Exercise instructions:
a) Answer the following from the passage on face transplant policy, one answer per line:
(i) What was made a requirement for harvesting faces and hands for transplant?
(ii) How will recipients be allocated organs in the future?
(iii) How many criteria define VCA organs?
b) Extend the passage on face transplant policy, picking up after its final sentence.

Source extract:
* * * * * * *

In subsequent meetings, the Committee made a number of policy decisions that simultaneously introduced standardized clinical practice while stabilizing the meaning of Vascularized Composite Allograft. Additional informed consent procedures for harvesting faces and hands for transplant was made a requirement, while the Committee thought it reasonable to work with the same framework established for solid organ procurement when deciding what exactly could be taken from a donor body under the label of VCA. The issue of access was addressed by producing national waiting lists and, in the future, recipients will be allocated organs through updated OPTN/UNOS software, which uses an algorithm to rank patients based on criteria such as patient need. While this bureaucratization of face (and other VCA) transplantation is yet to be explored on a clinical scale, I think it tells a story about how policy influences medical practice and thus the ontology of the body.

The nine criteria that define VCA organs were implemented to secure the status of medicine and the values of the US state as equitable and necessary organizations that exist to protect the health and safety of the population. These policies were introduced on the back of the emergence of new types of medical procedures – face and hand transplantation – which arguably introduced public concern about the limits of biomedicine and the role of the state vis-à-vis the bodies of citizens. The resulting changes at the level of OPTN/UNOS policy have standardized and altered how the face for face transplantation will exist in the clinical space.

* * * * * * *

Entries shown:
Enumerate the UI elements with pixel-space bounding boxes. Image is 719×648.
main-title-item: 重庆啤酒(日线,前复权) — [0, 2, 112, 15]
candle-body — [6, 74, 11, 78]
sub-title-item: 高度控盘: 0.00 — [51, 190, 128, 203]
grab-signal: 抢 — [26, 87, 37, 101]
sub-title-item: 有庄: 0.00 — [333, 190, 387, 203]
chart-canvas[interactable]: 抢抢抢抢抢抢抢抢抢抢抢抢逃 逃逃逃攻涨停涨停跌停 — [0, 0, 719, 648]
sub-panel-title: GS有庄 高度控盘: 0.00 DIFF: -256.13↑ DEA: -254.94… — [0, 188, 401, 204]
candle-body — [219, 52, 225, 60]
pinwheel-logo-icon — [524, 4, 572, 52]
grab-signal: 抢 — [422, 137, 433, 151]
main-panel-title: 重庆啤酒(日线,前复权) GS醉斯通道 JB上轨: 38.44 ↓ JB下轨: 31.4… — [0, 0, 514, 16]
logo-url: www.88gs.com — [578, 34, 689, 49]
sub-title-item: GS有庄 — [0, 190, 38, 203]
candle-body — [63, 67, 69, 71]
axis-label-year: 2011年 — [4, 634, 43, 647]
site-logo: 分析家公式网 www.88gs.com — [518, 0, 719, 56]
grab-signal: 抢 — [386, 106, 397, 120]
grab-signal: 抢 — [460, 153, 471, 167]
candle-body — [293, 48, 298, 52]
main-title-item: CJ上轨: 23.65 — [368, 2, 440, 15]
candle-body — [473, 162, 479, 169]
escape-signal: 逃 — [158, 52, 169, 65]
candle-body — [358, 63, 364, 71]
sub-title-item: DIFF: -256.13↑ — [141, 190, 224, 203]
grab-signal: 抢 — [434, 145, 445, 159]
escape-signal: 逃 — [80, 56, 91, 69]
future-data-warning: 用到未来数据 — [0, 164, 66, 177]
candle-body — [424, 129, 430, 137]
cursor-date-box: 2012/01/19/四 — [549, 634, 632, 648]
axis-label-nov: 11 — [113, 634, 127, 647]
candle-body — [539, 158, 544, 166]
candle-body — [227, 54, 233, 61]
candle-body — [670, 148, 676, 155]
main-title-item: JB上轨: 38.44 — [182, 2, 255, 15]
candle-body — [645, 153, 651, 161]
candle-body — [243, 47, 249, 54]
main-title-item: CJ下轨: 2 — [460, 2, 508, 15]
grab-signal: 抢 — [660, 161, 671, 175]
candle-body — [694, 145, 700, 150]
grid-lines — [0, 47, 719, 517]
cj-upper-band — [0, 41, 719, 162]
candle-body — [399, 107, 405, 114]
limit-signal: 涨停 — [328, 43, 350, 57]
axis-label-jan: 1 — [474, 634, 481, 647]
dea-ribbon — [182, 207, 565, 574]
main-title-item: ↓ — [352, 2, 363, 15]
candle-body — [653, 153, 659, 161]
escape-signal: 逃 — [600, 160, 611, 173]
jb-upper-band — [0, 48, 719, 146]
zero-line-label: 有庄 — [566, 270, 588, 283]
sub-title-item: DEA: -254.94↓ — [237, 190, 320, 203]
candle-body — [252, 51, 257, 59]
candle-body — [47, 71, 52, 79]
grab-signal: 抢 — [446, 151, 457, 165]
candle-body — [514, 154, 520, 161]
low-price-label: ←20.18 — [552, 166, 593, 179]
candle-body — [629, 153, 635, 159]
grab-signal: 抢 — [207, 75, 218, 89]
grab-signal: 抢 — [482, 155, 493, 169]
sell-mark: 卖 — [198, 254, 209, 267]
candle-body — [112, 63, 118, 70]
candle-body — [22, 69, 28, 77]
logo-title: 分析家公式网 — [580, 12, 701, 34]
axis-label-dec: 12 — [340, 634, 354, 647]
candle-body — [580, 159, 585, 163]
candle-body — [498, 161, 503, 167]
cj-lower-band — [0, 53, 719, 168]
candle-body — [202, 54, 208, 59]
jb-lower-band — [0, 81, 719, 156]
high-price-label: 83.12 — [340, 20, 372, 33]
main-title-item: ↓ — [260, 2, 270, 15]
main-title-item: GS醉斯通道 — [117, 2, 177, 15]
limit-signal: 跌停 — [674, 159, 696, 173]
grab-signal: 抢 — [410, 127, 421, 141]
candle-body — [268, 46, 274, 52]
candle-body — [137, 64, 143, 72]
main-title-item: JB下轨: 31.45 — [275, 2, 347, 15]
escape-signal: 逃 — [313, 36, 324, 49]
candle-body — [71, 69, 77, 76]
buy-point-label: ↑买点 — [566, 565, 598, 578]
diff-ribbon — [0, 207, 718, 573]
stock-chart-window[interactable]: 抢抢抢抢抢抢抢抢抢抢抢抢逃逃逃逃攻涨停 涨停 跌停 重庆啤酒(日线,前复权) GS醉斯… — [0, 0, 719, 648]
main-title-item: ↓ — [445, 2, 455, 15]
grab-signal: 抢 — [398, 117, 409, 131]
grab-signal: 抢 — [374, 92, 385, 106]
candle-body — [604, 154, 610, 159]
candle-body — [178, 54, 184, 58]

* * * * * * *

Results in order:
a)
(i) Additional informed consent procedures.
(ii) Through updated OPTN/UNOS software, which uses an algorithm to rank patients based on criteria such as patient need.
(iii) Nine.

b)
Unlike solid organs – kidneys, hearts and livers – the face is not considered an organ until it is harvested and transplanted for therapeutic purposes. There are a number of clinical practices that are necessary for this to take place: how the face is enacted, how it exists in networks of clinical practice is mediated by its new classificatory status. A number of practices must be put in place for this to be possible. Alongside new procedures for informed consent and allocation, how the face is treated in the clinical space has also been standardized. It must be labeled in a new way, travel accompanied by paperwork, not be combined with “another article or device”, and used solely for replacing a person’s body part. (If the procedure does not conform with the last two criteria, it would likely fall under the regulatory authority of the FDA.) What the face is, how it is understood and constituted and the clinical arena, has thus been altered through the implementation of new regulatory policy.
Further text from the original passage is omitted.